Task to carry out:
Pick out the lines below that include the string "برنده".

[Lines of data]
[Start]

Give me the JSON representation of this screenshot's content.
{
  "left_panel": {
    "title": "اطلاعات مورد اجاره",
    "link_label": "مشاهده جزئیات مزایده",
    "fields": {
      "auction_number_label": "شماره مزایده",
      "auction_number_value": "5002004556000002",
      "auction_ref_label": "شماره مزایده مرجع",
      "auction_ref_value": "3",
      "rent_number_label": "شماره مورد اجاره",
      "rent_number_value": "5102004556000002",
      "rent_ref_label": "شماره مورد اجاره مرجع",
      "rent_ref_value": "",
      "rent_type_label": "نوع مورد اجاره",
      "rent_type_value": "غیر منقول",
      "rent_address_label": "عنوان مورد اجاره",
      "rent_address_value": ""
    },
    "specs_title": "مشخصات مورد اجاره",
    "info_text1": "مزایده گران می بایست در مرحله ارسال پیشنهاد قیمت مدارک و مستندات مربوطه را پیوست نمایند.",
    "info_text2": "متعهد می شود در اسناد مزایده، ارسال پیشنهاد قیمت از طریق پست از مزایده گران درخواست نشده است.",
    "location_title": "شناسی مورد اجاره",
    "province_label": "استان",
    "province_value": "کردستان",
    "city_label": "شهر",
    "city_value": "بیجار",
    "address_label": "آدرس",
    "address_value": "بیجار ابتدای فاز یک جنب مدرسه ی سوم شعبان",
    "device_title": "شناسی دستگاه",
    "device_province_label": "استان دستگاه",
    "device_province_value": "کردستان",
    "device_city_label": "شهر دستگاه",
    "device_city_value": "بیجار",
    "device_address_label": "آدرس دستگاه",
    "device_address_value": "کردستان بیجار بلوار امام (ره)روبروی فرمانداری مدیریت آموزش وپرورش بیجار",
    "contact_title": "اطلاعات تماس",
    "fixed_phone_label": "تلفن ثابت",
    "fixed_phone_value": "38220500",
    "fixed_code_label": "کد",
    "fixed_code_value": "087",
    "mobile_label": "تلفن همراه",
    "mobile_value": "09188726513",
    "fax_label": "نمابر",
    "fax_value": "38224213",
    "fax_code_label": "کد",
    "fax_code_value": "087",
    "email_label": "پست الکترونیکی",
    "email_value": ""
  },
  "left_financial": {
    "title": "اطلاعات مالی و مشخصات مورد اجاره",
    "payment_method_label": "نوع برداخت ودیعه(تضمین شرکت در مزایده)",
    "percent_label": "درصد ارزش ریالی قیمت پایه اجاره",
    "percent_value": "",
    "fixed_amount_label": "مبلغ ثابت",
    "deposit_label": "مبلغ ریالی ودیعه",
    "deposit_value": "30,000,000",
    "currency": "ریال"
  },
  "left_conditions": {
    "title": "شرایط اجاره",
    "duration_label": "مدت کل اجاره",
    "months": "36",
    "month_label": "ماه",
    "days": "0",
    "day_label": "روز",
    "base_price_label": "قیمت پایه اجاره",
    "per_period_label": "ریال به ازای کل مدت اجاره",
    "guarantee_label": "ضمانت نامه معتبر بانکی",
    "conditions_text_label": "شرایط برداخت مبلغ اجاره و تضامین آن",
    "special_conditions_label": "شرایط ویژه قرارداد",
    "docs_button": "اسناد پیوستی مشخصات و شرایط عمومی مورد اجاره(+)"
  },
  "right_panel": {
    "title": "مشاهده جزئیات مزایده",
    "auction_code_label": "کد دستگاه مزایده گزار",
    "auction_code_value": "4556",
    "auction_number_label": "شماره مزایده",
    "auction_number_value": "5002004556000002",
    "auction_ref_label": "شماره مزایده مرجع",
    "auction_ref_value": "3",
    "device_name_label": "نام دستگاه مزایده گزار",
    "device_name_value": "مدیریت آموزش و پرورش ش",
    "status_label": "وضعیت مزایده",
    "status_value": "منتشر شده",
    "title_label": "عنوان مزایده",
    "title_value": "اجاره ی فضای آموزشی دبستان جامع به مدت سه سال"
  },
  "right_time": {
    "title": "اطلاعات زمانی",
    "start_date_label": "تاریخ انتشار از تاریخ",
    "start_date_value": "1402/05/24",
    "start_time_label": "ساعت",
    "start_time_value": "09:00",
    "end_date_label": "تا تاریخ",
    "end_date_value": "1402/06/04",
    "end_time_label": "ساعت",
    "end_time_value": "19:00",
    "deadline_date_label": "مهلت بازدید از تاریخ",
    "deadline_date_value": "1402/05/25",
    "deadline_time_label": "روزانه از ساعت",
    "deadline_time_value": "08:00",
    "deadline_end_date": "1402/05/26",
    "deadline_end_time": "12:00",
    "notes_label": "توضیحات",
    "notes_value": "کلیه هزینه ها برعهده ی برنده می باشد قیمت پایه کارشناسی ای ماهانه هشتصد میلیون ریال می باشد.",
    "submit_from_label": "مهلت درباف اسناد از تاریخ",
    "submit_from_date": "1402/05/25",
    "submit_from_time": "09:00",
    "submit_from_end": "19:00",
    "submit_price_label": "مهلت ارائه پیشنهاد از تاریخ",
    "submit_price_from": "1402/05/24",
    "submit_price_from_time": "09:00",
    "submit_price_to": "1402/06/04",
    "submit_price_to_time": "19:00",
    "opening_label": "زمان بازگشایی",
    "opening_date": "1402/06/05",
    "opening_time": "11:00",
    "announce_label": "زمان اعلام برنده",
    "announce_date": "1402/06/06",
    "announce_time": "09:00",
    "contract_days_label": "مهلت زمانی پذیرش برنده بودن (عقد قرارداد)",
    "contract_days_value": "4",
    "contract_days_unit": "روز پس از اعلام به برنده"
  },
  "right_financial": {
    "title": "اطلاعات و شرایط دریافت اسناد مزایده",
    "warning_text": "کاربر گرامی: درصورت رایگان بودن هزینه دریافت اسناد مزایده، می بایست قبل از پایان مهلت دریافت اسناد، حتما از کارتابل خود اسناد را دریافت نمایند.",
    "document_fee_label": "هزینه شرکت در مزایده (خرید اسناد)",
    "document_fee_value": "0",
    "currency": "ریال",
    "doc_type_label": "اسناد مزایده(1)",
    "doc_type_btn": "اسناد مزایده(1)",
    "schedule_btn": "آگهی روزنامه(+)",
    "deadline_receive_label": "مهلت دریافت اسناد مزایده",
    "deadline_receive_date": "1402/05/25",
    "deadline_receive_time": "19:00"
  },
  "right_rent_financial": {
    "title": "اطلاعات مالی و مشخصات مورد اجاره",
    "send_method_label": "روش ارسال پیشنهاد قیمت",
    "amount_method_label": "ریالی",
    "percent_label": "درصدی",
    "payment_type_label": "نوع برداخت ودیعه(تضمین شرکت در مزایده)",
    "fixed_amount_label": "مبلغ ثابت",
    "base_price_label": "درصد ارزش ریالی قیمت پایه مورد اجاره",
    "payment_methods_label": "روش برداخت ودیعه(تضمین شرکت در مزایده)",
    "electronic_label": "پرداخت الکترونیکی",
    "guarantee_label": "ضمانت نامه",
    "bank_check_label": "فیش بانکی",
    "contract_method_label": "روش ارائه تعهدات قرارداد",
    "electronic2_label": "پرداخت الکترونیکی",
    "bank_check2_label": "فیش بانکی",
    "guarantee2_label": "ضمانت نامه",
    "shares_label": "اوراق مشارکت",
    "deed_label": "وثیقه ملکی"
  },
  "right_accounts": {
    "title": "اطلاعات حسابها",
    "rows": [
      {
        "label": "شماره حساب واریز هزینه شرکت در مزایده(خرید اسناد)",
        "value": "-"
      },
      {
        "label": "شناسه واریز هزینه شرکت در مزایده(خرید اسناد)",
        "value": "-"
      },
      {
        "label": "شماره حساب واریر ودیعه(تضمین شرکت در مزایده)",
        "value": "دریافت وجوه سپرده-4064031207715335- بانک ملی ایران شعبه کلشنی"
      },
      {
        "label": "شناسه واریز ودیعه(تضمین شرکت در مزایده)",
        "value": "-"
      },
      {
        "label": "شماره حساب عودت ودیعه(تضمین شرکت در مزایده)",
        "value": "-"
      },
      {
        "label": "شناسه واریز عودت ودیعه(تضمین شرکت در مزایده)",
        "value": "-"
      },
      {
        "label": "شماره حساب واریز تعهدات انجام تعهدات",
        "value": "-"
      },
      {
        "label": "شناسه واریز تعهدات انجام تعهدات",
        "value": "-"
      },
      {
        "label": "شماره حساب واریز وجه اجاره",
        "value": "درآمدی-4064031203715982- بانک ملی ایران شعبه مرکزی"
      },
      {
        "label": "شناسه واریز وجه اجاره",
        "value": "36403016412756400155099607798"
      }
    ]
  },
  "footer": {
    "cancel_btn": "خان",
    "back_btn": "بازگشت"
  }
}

[End]

Solution to the problem:
    "notes_value": "کلیه هزینه ها برعهده ی برنده می باشد قیمت پایه کارشناسی ای ماهانه هشتصد میلیون ریال می باشد.",
    "announce_label": "زمان اعلام برنده",
    "contract_days_label": "مهلت زمانی پذیرش برنده بودن (عقد قرارداد)",
    "contract_days_unit": "روز پس از اعلام به برنده"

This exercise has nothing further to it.